===== Supplied data =====

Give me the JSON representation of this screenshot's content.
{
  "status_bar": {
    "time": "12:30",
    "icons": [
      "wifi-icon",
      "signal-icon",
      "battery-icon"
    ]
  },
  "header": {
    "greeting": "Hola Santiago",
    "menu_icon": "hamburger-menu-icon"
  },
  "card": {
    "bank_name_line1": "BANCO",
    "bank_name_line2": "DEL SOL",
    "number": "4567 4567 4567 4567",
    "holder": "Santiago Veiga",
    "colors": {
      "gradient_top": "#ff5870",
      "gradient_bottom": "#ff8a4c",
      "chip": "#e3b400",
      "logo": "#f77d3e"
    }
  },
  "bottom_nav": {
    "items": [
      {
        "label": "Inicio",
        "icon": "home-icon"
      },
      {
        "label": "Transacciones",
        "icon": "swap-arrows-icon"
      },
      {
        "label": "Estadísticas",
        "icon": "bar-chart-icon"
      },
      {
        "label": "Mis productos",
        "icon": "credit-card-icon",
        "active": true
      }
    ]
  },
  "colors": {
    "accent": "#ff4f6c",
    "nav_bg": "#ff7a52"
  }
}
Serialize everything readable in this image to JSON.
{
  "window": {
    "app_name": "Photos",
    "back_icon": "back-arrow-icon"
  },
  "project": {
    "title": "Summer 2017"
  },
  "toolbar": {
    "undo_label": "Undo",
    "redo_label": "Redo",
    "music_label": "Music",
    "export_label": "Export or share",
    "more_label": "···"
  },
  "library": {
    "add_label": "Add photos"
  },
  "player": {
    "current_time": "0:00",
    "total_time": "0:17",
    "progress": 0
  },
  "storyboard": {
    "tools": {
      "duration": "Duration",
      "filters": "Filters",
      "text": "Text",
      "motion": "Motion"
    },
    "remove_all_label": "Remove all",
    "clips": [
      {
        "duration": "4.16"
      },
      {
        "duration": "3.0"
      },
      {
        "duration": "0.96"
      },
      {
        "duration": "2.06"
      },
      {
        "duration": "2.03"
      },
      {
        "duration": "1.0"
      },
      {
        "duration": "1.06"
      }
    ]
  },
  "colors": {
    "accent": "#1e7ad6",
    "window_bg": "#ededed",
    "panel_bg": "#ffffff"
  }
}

=====

▶ [Work required]:
Output all of the data again, exactly.

▶ [The response]:
Give me the JSON representation of this screenshot's content.
{
  "status_bar": {
    "time": "12:30",
    "icons": [
      "wifi-icon",
      "signal-icon",
      "battery-icon"
    ]
  },
  "header": {
    "greeting": "Hola Santiago",
    "menu_icon": "hamburger-menu-icon"
  },
  "card": {
    "bank_name_line1": "BANCO",
    "bank_name_line2": "DEL SOL",
    "number": "4567 4567 4567 4567",
    "holder": "Santiago Veiga",
    "colors": {
      "gradient_top": "#ff5870",
      "gradient_bottom": "#ff8a4c",
      "chip": "#e3b400",
      "logo": "#f77d3e"
    }
  },
  "bottom_nav": {
    "items": [
      {
        "label": "Inicio",
        "icon": "home-icon"
      },
      {
        "label": "Transacciones",
        "icon": "swap-arrows-icon"
      },
      {
        "label": "Estadísticas",
        "icon": "bar-chart-icon"
      },
      {
        "label": "Mis productos",
        "icon": "credit-card-icon",
        "active": true
      }
    ]
  },
  "colors": {
    "accent": "#ff4f6c",
    "nav_bg": "#ff7a52"
  }
}
Serialize everything readable in this image to JSON.
{
  "window": {
    "app_name": "Photos",
    "back_icon": "back-arrow-icon"
  },
  "project": {
    "title": "Summer 2017"
  },
  "toolbar": {
    "undo_label": "Undo",
    "redo_label": "Redo",
    "music_label": "Music",
    "export_label": "Export or share",
    "more_label": "···"
  },
  "library": {
    "add_label": "Add photos"
  },
  "player": {
    "current_time": "0:00",
    "total_time": "0:17",
    "progress": 0
  },
  "storyboard": {
    "tools": {
      "duration": "Duration",
      "filters": "Filters",
      "text": "Text",
      "motion": "Motion"
    },
    "remove_all_label": "Remove all",
    "clips": [
      {
        "duration": "4.16"
      },
      {
        "duration": "3.0"
      },
      {
        "duration": "0.96"
      },
      {
        "duration": "2.06"
      },
      {
        "duration": "2.03"
      },
      {
        "duration": "1.0"
      },
      {
        "duration": "1.06"
      }
    ]
  },
  "colors": {
    "accent": "#1e7ad6",
    "window_bg": "#ededed",
    "panel_bg": "#ffffff"
  }
}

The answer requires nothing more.